Items from a dataset:
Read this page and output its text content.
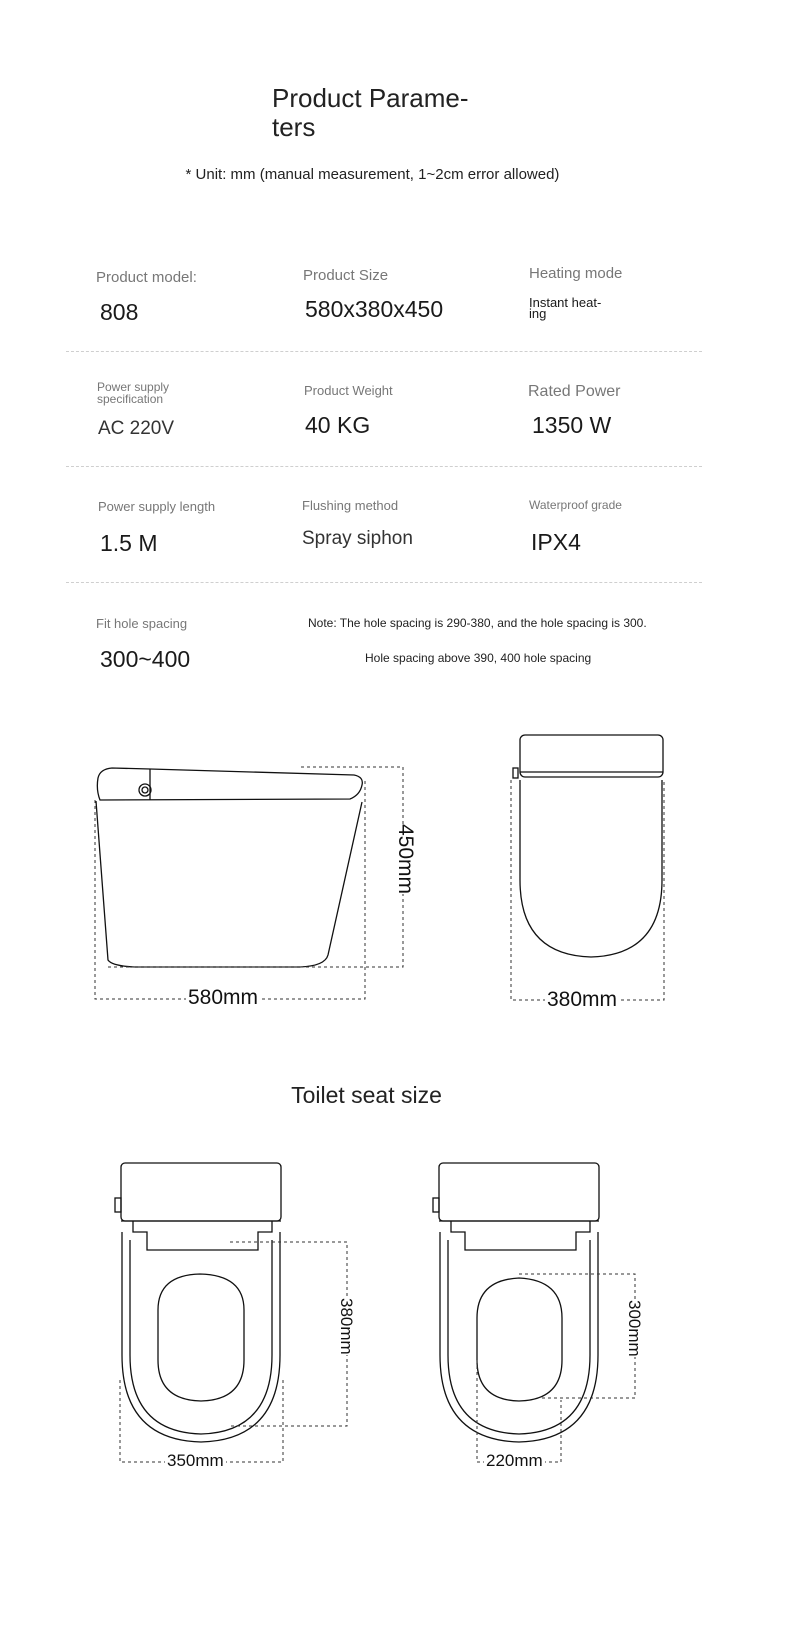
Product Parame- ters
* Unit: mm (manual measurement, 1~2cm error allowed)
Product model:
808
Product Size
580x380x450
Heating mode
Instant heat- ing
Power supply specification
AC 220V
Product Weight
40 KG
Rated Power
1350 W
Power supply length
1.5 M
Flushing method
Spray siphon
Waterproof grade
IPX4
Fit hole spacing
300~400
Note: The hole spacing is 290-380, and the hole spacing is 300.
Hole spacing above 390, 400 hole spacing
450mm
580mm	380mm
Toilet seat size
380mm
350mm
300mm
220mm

* * *

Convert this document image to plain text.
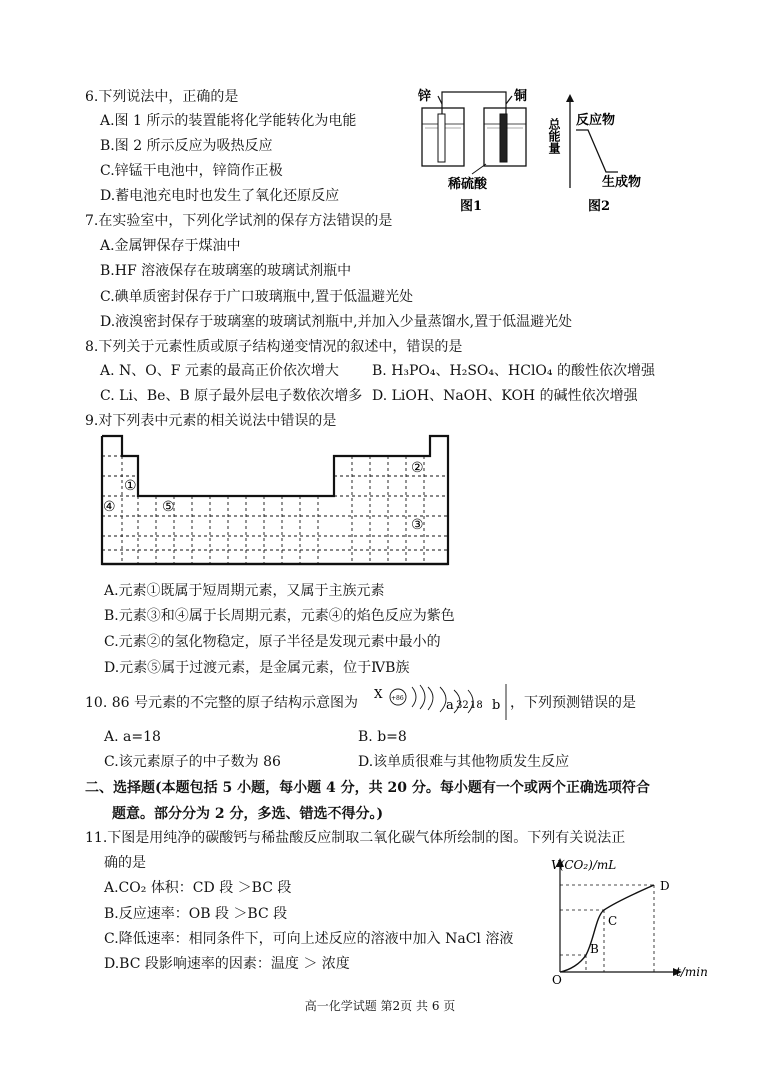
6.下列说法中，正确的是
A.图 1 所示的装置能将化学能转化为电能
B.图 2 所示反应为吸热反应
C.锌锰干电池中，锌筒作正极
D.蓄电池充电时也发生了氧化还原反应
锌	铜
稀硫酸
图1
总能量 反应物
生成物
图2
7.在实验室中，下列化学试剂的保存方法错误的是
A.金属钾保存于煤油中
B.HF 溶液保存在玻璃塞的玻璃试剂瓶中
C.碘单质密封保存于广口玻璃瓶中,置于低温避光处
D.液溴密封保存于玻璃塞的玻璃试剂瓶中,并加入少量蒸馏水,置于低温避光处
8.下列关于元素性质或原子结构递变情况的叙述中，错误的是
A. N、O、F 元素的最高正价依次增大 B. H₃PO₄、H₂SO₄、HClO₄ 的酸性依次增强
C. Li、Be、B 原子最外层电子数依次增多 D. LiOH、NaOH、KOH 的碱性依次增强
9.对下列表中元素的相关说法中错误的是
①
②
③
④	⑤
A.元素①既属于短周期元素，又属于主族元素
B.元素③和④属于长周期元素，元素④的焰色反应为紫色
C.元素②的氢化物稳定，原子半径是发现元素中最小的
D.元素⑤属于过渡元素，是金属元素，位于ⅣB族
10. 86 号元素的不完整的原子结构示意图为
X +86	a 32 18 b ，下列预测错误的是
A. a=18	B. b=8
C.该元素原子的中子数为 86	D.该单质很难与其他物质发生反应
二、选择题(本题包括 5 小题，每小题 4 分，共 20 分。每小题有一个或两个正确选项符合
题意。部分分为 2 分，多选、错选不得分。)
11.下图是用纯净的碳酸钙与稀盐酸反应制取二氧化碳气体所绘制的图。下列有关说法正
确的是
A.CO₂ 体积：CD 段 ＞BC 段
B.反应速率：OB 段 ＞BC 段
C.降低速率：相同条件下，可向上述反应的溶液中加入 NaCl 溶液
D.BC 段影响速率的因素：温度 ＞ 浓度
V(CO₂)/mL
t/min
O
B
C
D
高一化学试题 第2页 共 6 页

Exercise goal = Examine the records and report how many lines contain the string "this". Only the number should be given.

Answer for the task = 2